▶ **REQUIREMENT**: In the lines below, how many hold the word "Telfer"? Answer only with the number.

(Entries from a dataset)
*-*-*
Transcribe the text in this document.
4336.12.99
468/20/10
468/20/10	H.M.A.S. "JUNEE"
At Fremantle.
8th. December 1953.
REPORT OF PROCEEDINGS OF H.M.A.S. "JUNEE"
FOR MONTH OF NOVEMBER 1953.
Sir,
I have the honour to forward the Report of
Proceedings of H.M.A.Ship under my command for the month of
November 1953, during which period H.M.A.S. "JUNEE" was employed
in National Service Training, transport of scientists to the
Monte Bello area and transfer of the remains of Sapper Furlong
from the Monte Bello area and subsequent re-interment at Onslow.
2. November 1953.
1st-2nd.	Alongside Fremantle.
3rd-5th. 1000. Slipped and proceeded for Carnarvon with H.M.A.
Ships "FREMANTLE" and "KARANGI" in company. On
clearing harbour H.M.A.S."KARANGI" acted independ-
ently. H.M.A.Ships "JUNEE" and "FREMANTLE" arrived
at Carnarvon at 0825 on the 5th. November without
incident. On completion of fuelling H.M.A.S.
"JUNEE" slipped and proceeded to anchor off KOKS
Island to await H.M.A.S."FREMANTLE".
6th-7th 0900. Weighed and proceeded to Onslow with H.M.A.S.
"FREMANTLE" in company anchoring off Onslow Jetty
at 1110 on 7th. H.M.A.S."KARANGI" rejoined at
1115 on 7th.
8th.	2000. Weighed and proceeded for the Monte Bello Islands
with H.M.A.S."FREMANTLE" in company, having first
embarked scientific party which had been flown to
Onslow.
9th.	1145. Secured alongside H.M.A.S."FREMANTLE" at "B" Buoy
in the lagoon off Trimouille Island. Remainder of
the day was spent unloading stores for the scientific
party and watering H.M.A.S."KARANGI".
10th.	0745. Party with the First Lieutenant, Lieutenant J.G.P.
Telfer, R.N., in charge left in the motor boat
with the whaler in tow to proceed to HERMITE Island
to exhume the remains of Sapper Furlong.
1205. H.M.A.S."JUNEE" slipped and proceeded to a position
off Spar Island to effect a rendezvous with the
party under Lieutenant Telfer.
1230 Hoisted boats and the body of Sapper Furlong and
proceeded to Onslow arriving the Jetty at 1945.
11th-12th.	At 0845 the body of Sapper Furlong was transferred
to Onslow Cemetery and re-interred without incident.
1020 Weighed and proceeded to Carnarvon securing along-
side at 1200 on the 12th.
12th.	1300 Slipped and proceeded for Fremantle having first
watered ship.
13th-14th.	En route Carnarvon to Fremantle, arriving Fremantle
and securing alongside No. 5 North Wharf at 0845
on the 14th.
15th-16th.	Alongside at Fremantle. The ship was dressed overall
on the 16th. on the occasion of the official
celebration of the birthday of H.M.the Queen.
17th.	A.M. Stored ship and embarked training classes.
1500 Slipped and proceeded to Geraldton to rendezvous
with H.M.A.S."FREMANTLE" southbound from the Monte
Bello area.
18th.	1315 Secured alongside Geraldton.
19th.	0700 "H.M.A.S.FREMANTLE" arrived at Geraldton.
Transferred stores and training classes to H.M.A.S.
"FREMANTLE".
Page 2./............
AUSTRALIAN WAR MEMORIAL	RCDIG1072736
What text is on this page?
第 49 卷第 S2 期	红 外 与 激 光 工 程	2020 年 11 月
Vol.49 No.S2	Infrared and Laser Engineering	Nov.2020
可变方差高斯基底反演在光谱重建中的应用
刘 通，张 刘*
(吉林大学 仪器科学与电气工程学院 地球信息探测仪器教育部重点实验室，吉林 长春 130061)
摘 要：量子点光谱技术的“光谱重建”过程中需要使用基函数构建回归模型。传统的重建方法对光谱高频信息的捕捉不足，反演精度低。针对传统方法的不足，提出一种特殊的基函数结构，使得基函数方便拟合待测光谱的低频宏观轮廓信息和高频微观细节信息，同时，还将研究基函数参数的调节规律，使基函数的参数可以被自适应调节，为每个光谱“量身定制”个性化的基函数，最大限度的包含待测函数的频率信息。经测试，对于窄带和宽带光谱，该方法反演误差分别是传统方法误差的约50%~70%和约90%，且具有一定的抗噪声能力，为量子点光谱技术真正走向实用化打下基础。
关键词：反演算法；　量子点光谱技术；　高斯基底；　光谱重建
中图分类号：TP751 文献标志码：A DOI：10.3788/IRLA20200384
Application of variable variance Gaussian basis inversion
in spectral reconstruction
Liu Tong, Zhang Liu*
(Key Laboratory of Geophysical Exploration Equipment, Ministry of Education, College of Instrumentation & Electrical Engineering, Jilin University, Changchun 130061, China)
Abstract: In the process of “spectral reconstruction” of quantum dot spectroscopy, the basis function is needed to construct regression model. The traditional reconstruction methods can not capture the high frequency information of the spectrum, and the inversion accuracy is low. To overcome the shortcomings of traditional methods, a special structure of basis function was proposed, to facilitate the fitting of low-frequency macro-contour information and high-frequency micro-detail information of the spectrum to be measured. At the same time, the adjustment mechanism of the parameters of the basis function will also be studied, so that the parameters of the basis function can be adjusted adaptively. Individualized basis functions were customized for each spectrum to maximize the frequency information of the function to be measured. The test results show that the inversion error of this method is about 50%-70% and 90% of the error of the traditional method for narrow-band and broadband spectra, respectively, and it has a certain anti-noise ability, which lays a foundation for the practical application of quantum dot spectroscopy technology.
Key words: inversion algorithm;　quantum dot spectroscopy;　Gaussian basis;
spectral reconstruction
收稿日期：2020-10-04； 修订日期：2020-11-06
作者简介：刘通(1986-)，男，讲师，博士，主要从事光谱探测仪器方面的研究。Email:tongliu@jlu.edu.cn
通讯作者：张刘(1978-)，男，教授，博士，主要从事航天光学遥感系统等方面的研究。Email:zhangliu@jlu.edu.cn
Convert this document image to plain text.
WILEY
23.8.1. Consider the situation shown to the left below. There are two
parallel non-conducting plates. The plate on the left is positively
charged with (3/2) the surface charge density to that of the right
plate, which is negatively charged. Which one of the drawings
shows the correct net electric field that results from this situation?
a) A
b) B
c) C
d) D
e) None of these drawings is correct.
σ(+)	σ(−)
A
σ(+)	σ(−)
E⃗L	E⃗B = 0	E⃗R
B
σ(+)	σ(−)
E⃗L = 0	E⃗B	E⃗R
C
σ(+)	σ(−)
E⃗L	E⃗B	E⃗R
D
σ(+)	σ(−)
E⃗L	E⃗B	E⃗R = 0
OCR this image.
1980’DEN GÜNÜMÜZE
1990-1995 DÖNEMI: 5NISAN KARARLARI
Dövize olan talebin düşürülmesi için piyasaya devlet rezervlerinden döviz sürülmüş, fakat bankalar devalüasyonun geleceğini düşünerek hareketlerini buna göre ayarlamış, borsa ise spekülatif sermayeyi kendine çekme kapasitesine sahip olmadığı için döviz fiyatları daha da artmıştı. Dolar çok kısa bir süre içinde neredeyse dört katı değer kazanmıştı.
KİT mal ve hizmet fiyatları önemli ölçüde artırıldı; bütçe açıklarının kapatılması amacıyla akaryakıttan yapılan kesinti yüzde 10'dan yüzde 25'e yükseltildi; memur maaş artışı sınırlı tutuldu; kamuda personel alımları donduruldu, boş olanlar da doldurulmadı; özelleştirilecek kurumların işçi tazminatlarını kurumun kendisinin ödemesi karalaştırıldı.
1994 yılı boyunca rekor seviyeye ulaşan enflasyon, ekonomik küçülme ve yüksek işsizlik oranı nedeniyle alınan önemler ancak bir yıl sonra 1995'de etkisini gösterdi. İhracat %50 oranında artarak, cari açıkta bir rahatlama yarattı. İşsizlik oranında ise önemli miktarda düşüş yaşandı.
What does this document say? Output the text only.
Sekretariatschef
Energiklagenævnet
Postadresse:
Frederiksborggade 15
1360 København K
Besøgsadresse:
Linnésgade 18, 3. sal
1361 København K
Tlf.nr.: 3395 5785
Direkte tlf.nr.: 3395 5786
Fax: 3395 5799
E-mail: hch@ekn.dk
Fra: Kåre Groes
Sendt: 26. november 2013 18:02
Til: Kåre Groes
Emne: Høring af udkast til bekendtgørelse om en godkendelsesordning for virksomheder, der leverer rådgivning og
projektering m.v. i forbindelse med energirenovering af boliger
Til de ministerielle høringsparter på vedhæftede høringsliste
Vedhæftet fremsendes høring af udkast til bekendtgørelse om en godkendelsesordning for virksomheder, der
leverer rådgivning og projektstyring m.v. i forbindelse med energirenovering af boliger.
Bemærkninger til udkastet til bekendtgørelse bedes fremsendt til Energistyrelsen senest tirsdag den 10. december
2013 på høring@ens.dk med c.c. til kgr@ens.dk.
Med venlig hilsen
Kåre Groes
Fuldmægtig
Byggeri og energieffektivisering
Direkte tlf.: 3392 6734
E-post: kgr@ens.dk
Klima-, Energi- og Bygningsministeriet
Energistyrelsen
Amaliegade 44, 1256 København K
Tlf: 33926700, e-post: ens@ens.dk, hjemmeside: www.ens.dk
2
*-*-*
▶ **RESULT**: 2